* Aim of the task *
List, from the lines below, each one with "набор" in it.

* Input *
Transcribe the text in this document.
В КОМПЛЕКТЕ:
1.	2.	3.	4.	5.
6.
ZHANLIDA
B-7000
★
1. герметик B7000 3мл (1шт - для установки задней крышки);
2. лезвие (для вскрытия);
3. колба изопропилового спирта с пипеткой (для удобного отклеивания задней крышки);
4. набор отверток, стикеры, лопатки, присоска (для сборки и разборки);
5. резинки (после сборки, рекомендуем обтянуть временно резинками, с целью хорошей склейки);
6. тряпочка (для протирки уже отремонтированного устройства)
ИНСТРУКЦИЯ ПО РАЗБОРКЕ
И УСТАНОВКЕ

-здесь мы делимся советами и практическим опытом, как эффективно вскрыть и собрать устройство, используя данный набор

* Result for this exercise *
4. набор отверток, стикеры, лопатки, присоска (для сборки и разборки);
-здесь мы делимся советами и практическим опытом, как эффективно вскрыть и собрать устройство, используя данный набор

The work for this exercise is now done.